» **Required task**: State how many lines of the data contain the word "title", and write nothing besides the number.
>> START
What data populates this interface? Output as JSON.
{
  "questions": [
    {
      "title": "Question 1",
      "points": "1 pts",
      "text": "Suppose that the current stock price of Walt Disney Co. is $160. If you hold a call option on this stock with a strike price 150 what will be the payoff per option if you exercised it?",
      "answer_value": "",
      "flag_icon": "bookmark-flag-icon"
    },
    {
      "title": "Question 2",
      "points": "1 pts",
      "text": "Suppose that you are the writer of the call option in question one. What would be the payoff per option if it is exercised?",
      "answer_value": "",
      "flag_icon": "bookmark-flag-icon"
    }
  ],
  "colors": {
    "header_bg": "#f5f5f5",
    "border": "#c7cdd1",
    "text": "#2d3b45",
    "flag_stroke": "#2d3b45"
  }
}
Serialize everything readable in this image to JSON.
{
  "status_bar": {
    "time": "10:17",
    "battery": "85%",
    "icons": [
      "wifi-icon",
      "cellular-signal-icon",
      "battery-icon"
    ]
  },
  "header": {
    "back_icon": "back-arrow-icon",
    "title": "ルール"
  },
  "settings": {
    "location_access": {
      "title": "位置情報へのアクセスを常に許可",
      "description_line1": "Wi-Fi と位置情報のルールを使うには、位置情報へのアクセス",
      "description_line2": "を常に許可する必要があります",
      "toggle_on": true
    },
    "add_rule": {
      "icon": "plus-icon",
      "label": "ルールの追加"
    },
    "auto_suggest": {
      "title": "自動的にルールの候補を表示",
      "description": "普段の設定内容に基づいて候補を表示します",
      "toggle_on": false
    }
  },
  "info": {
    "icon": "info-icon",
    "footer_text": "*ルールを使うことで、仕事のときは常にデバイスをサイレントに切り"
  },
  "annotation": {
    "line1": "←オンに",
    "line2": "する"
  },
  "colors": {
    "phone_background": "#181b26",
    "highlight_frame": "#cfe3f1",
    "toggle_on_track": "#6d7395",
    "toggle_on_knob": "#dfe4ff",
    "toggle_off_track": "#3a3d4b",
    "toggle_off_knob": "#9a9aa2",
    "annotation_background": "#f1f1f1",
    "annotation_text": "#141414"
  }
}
>> END
» **Response for this exercise**: 5